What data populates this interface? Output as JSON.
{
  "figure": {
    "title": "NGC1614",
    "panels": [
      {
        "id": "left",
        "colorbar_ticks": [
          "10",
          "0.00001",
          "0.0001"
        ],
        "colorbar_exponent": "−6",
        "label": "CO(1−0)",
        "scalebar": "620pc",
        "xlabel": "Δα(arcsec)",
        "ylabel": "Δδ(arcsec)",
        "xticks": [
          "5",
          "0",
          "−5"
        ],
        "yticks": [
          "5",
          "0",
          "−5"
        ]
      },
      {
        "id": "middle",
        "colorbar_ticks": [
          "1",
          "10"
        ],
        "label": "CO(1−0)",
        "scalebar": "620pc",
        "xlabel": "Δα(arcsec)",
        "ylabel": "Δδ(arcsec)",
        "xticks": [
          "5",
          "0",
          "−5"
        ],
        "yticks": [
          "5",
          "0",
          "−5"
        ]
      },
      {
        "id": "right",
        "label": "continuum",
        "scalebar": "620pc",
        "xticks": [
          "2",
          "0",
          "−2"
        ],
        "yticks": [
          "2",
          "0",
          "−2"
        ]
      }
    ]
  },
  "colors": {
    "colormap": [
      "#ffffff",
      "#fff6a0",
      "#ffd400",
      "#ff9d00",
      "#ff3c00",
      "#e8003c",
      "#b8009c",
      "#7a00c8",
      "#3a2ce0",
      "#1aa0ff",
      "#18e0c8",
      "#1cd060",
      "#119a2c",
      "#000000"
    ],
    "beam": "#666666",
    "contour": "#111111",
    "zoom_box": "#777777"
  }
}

- Your goal: Please output the entire listing exactly as it stands.

- Task result:
What data populates this interface? Output as JSON.
{
  "figure": {
    "title": "NGC1614",
    "panels": [
      {
        "id": "left",
        "colorbar_ticks": [
          "10",
          "0.00001",
          "0.0001"
        ],
        "colorbar_exponent": "−6",
        "label": "CO(1−0)",
        "scalebar": "620pc",
        "xlabel": "Δα(arcsec)",
        "ylabel": "Δδ(arcsec)",
        "xticks": [
          "5",
          "0",
          "−5"
        ],
        "yticks": [
          "5",
          "0",
          "−5"
        ]
      },
      {
        "id": "middle",
        "colorbar_ticks": [
          "1",
          "10"
        ],
        "label": "CO(1−0)",
        "scalebar": "620pc",
        "xlabel": "Δα(arcsec)",
        "ylabel": "Δδ(arcsec)",
        "xticks": [
          "5",
          "0",
          "−5"
        ],
        "yticks": [
          "5",
          "0",
          "−5"
        ]
      },
      {
        "id": "right",
        "label": "continuum",
        "scalebar": "620pc",
        "xticks": [
          "2",
          "0",
          "−2"
        ],
        "yticks": [
          "2",
          "0",
          "−2"
        ]
      }
    ]
  },
  "colors": {
    "colormap": [
      "#ffffff",
      "#fff6a0",
      "#ffd400",
      "#ff9d00",
      "#ff3c00",
      "#e8003c",
      "#b8009c",
      "#7a00c8",
      "#3a2ce0",
      "#1aa0ff",
      "#18e0c8",
      "#1cd060",
      "#119a2c",
      "#000000"
    ],
    "beam": "#666666",
    "contour": "#111111",
    "zoom_box": "#777777"
  }
}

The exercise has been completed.